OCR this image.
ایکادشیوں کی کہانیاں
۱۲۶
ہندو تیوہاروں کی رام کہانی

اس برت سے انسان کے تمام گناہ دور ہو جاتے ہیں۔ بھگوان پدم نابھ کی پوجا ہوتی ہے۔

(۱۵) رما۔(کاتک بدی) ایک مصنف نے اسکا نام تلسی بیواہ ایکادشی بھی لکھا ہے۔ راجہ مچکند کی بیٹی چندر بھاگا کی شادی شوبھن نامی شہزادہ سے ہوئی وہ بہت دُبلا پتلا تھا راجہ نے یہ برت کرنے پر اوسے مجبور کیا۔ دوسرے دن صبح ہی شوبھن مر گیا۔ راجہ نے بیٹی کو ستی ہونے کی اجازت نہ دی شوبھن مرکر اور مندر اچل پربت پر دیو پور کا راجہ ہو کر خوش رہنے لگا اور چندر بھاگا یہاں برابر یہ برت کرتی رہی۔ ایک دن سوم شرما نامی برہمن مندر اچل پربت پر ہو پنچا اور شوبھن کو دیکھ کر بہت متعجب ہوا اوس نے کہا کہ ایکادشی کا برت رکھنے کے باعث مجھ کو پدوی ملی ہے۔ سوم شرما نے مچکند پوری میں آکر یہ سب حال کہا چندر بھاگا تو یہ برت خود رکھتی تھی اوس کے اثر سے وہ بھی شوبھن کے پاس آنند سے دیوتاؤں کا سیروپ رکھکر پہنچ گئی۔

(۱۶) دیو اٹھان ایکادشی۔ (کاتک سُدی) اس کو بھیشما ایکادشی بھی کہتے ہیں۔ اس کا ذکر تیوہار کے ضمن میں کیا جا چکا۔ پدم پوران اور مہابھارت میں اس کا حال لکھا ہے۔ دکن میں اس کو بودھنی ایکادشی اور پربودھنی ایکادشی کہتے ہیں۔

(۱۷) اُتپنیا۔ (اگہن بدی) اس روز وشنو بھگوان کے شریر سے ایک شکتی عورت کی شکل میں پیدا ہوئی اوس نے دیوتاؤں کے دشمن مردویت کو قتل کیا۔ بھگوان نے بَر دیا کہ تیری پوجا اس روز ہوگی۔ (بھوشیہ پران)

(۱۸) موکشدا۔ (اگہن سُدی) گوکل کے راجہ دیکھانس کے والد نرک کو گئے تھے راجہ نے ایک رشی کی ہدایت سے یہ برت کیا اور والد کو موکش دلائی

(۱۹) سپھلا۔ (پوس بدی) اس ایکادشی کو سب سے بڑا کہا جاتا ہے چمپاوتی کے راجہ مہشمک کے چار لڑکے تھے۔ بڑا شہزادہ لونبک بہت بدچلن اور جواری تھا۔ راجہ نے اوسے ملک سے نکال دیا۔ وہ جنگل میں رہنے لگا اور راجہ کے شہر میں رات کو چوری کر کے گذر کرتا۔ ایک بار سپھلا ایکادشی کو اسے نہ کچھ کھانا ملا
-*-*-
* **Given instruction**:
Copy out all the entries shown above, character for character.

* **Response for this exercise**:
OCR this image.
ایکادشیوں کی کہانیاں
۱۲۶
ہندو تیوہاروں کی رام کہانی

اس برت سے انسان کے تمام گناہ دور ہو جاتے ہیں۔ بھگوان پدم نابھ کی پوجا ہوتی ہے۔

(۱۵) رما۔(کاتک بدی) ایک مصنف نے اسکا نام تلسی بیواہ ایکادشی بھی لکھا ہے۔ راجہ مچکند کی بیٹی چندر بھاگا کی شادی شوبھن نامی شہزادہ سے ہوئی وہ بہت دُبلا پتلا تھا راجہ نے یہ برت کرنے پر اوسے مجبور کیا۔ دوسرے دن صبح ہی شوبھن مر گیا۔ راجہ نے بیٹی کو ستی ہونے کی اجازت نہ دی شوبھن مرکر اور مندر اچل پربت پر دیو پور کا راجہ ہو کر خوش رہنے لگا اور چندر بھاگا یہاں برابر یہ برت کرتی رہی۔ ایک دن سوم شرما نامی برہمن مندر اچل پربت پر ہو پنچا اور شوبھن کو دیکھ کر بہت متعجب ہوا اوس نے کہا کہ ایکادشی کا برت رکھنے کے باعث مجھ کو پدوی ملی ہے۔ سوم شرما نے مچکند پوری میں آکر یہ سب حال کہا چندر بھاگا تو یہ برت خود رکھتی تھی اوس کے اثر سے وہ بھی شوبھن کے پاس آنند سے دیوتاؤں کا سیروپ رکھکر پہنچ گئی۔

(۱۶) دیو اٹھان ایکادشی۔ (کاتک سُدی) اس کو بھیشما ایکادشی بھی کہتے ہیں۔ اس کا ذکر تیوہار کے ضمن میں کیا جا چکا۔ پدم پوران اور مہابھارت میں اس کا حال لکھا ہے۔ دکن میں اس کو بودھنی ایکادشی اور پربودھنی ایکادشی کہتے ہیں۔

(۱۷) اُتپنیا۔ (اگہن بدی) اس روز وشنو بھگوان کے شریر سے ایک شکتی عورت کی شکل میں پیدا ہوئی اوس نے دیوتاؤں کے دشمن مردویت کو قتل کیا۔ بھگوان نے بَر دیا کہ تیری پوجا اس روز ہوگی۔ (بھوشیہ پران)

(۱۸) موکشدا۔ (اگہن سُدی) گوکل کے راجہ دیکھانس کے والد نرک کو گئے تھے راجہ نے ایک رشی کی ہدایت سے یہ برت کیا اور والد کو موکش دلائی

(۱۹) سپھلا۔ (پوس بدی) اس ایکادشی کو سب سے بڑا کہا جاتا ہے چمپاوتی کے راجہ مہشمک کے چار لڑکے تھے۔ بڑا شہزادہ لونبک بہت بدچلن اور جواری تھا۔ راجہ نے اوسے ملک سے نکال دیا۔ وہ جنگل میں رہنے لگا اور راجہ کے شہر میں رات کو چوری کر کے گذر کرتا۔ ایک بار سپھلا ایکادشی کو اسے نہ کچھ کھانا ملا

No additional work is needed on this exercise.